#### Data
--- START ---

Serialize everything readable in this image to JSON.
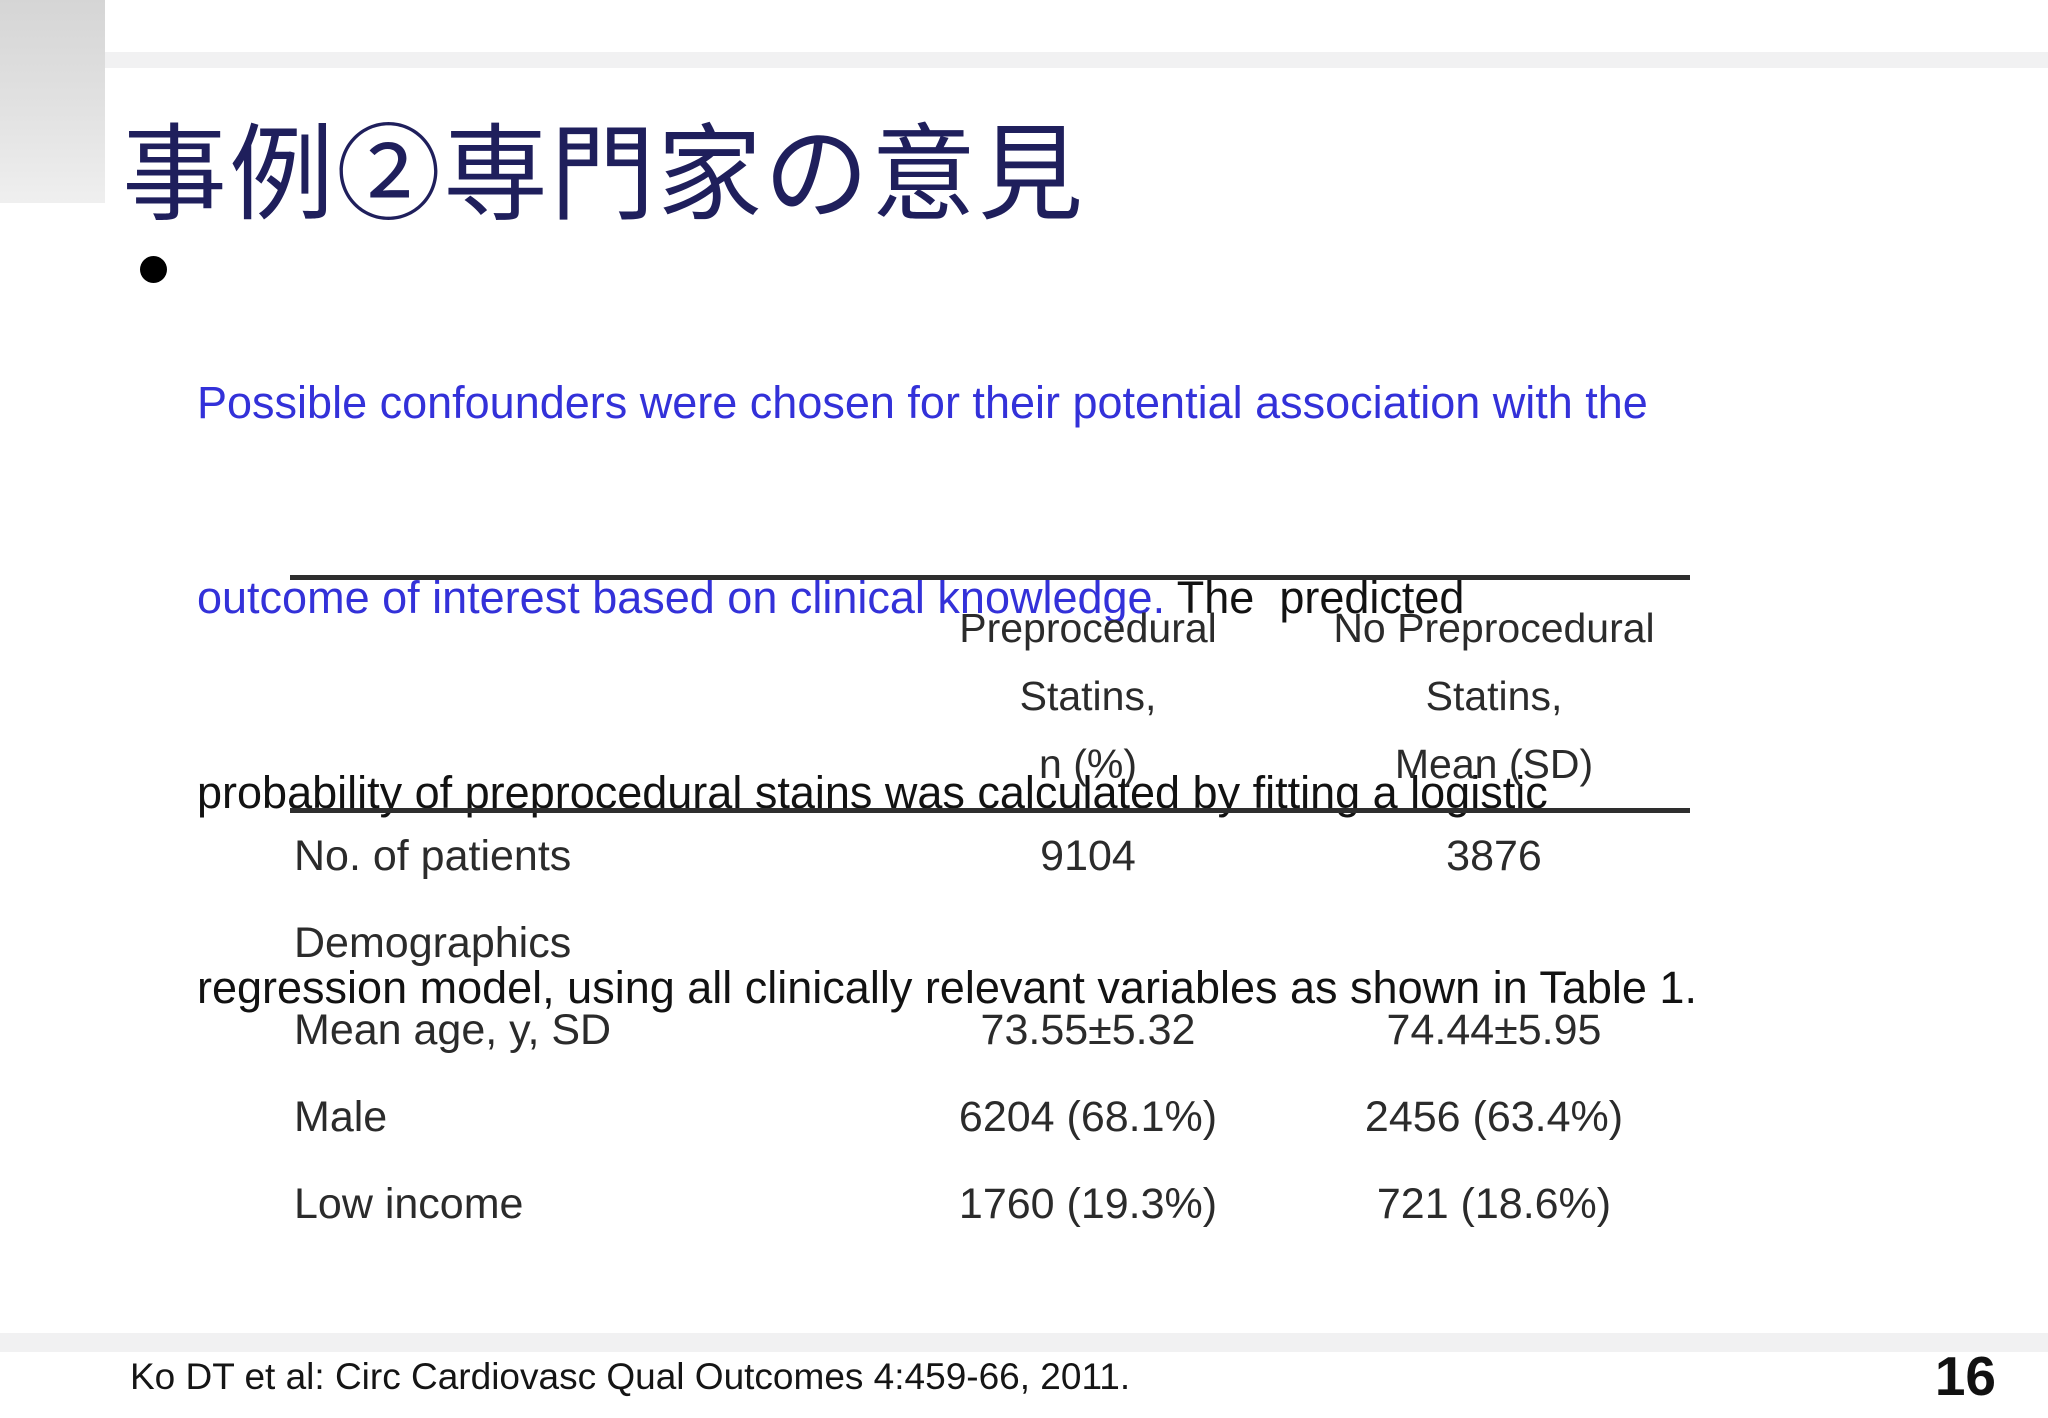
{
  "slide": {
    "title": "事例②専門家の意見",
    "citation": "Ko DT et al: Circ Cardiovasc Qual Outcomes 4:459-66, 2011.",
    "page_number": "16"
  },
  "bullet": {
    "line1_blue": "Possible confounders were chosen for their potential association with the",
    "line2_blue": "outcome of interest based on clinical knowledge.",
    "line2_black": " The  predicted",
    "line3": "probability of preprocedural stains was calculated by fitting a logistic",
    "line4": "regression model, using all clinically relevant variables as shown in Table 1."
  },
  "table": {
    "header": {
      "col2_line1": "Preprocedural",
      "col2_line2": "Statins,",
      "col2_line3": "n (%)",
      "col3_line1": "No Preprocedural",
      "col3_line2": "Statins,",
      "col3_line3": "Mean (SD)"
    },
    "rows": [
      {
        "label": "No. of patients",
        "col2": "9104",
        "col3": "3876"
      },
      {
        "label": "Demographics",
        "col2": "",
        "col3": ""
      },
      {
        "label": "Mean age, y, SD",
        "col2": "73.55±5.32",
        "col3": "74.44±5.95"
      },
      {
        "label": "Male",
        "col2": "6204 (68.1%)",
        "col3": "2456 (63.4%)"
      },
      {
        "label": "Low income",
        "col2": "1760 (19.3%)",
        "col3": "721 (18.6%)"
      }
    ]
  },
  "colors": {
    "title_navy": "#1f1f5c",
    "bullet_blue": "#3331d9",
    "body_text": "#121212",
    "table_rule": "#2e2e2e",
    "stripe_gray": "#f1f1f2"
  }
}
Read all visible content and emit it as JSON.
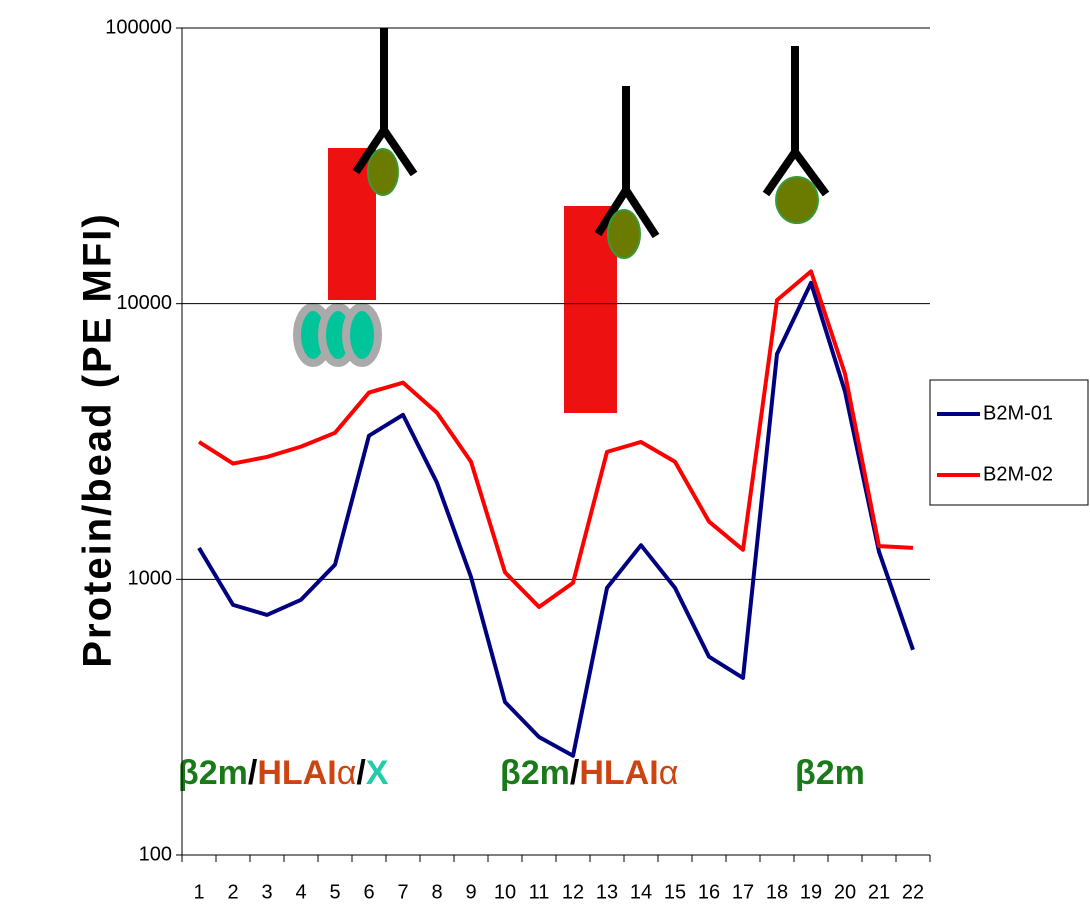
{
  "chart_data": {
    "type": "line",
    "y_label": "Protein/bead (PE MFI)",
    "categories": [
      "1",
      "2",
      "3",
      "4",
      "5",
      "6",
      "7",
      "8",
      "9",
      "10",
      "11",
      "12",
      "13",
      "14",
      "15",
      "16",
      "17",
      "18",
      "19",
      "20",
      "21",
      "22"
    ],
    "series": [
      {
        "name": "B2M-01",
        "color": "#000080",
        "values": [
          1300,
          808,
          743,
          843,
          1130,
          3320,
          3950,
          2240,
          1020,
          359,
          268,
          229,
          931,
          1330,
          931,
          524,
          439,
          6570,
          11900,
          4800,
          1260,
          555
        ]
      },
      {
        "name": "B2M-02",
        "color": "#ff0000",
        "values": [
          3150,
          2630,
          2780,
          3030,
          3400,
          4760,
          5170,
          4020,
          2670,
          1060,
          794,
          971,
          2900,
          3150,
          2670,
          1620,
          1280,
          10300,
          13100,
          5570,
          1320,
          1300
        ]
      }
    ],
    "ylim": [
      100,
      100000
    ],
    "yticks": [
      100,
      1000,
      10000,
      100000
    ],
    "log_y": true,
    "grid": true,
    "legend": "right",
    "annotations": [
      {
        "parts": [
          "β2m",
          "/",
          "HLAI",
          "α",
          "/",
          "X"
        ]
      },
      {
        "parts": [
          "β2m",
          "/",
          "HLAI",
          "α"
        ]
      },
      {
        "parts": [
          "β2m"
        ]
      }
    ]
  }
}
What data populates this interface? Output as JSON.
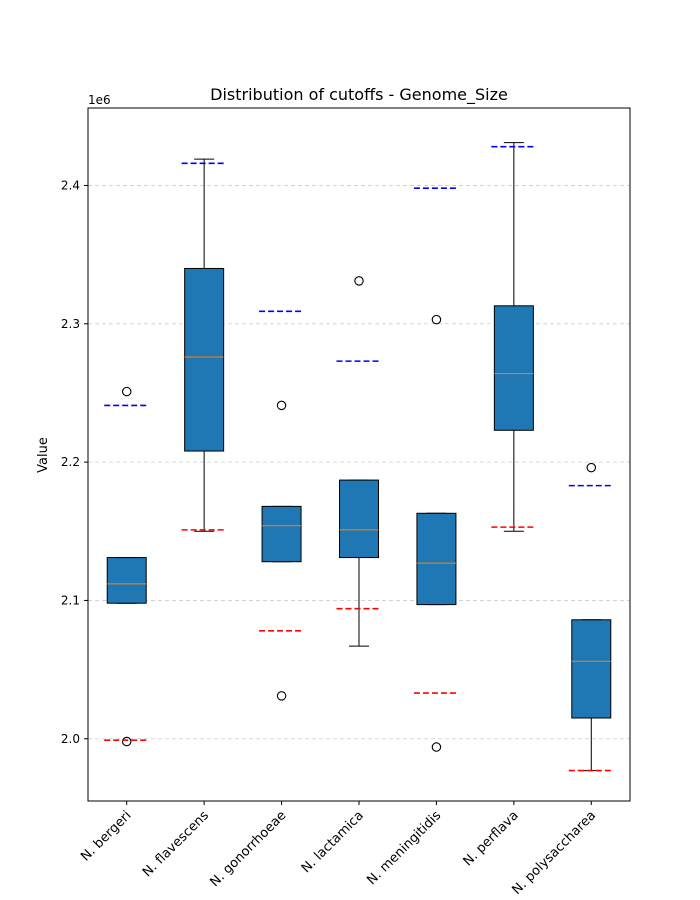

--- END ---

#### What is being asked
Could the data be reproduced exactly, with the pictures omitted?

#### Solution
Serialize everything readable in this image to JSON.
{
  "slide": {
    "title": "事例②専門家の意見",
    "citation": "Ko DT et al: Circ Cardiovasc Qual Outcomes 4:459-66, 2011.",
    "page_number": "16"
  },
  "bullet": {
    "line1_blue": "Possible confounders were chosen for their potential association with the",
    "line2_blue": "outcome of interest based on clinical knowledge.",
    "line2_black": " The  predicted",
    "line3": "probability of preprocedural stains was calculated by fitting a logistic",
    "line4": "regression model, using all clinically relevant variables as shown in Table 1."
  },
  "table": {
    "header": {
      "col2_line1": "Preprocedural",
      "col2_line2": "Statins,",
      "col2_line3": "n (%)",
      "col3_line1": "No Preprocedural",
      "col3_line2": "Statins,",
      "col3_line3": "Mean (SD)"
    },
    "rows": [
      {
        "label": "No. of patients",
        "col2": "9104",
        "col3": "3876"
      },
      {
        "label": "Demographics",
        "col2": "",
        "col3": ""
      },
      {
        "label": "Mean age, y, SD",
        "col2": "73.55±5.32",
        "col3": "74.44±5.95"
      },
      {
        "label": "Male",
        "col2": "6204 (68.1%)",
        "col3": "2456 (63.4%)"
      },
      {
        "label": "Low income",
        "col2": "1760 (19.3%)",
        "col3": "721 (18.6%)"
      }
    ]
  },
  "colors": {
    "title_navy": "#1f1f5c",
    "bullet_blue": "#3331d9",
    "body_text": "#121212",
    "table_rule": "#2e2e2e",
    "stripe_gray": "#f1f1f2"
  }
}
Read all visible content and emit it as JSON.
{
  "chart_data": {
    "type": "line",
    "y_label": "Protein/bead (PE MFI)",
    "categories": [
      "1",
      "2",
      "3",
      "4",
      "5",
      "6",
      "7",
      "8",
      "9",
      "10",
      "11",
      "12",
      "13",
      "14",
      "15",
      "16",
      "17",
      "18",
      "19",
      "20",
      "21",
      "22"
    ],
    "series": [
      {
        "name": "B2M-01",
        "color": "#000080",
        "values": [
          1300,
          808,
          743,
          843,
          1130,
          3320,
          3950,
          2240,
          1020,
          359,
          268,
          229,
          931,
          1330,
          931,
          524,
          439,
          6570,
          11900,
          4800,
          1260,
          555
        ]
      },
      {
        "name": "B2M-02",
        "color": "#ff0000",
        "values": [
          3150,
          2630,
          2780,
          3030,
          3400,
          4760,
          5170,
          4020,
          2670,
          1060,
          794,
          971,
          2900,
          3150,
          2670,
          1620,
          1280,
          10300,
          13100,
          5570,
          1320,
          1300
        ]
      }
    ],
    "ylim": [
      100,
      100000
    ],
    "yticks": [
      100,
      1000,
      10000,
      100000
    ],
    "log_y": true,
    "grid": true,
    "legend": "right",
    "annotations": [
      {
        "parts": [
          "β2m",
          "/",
          "HLAI",
          "α",
          "/",
          "X"
        ]
      },
      {
        "parts": [
          "β2m",
          "/",
          "HLAI",
          "α"
        ]
      },
      {
        "parts": [
          "β2m"
        ]
      }
    ]
  }
}
What data populates this interface? Output as JSON.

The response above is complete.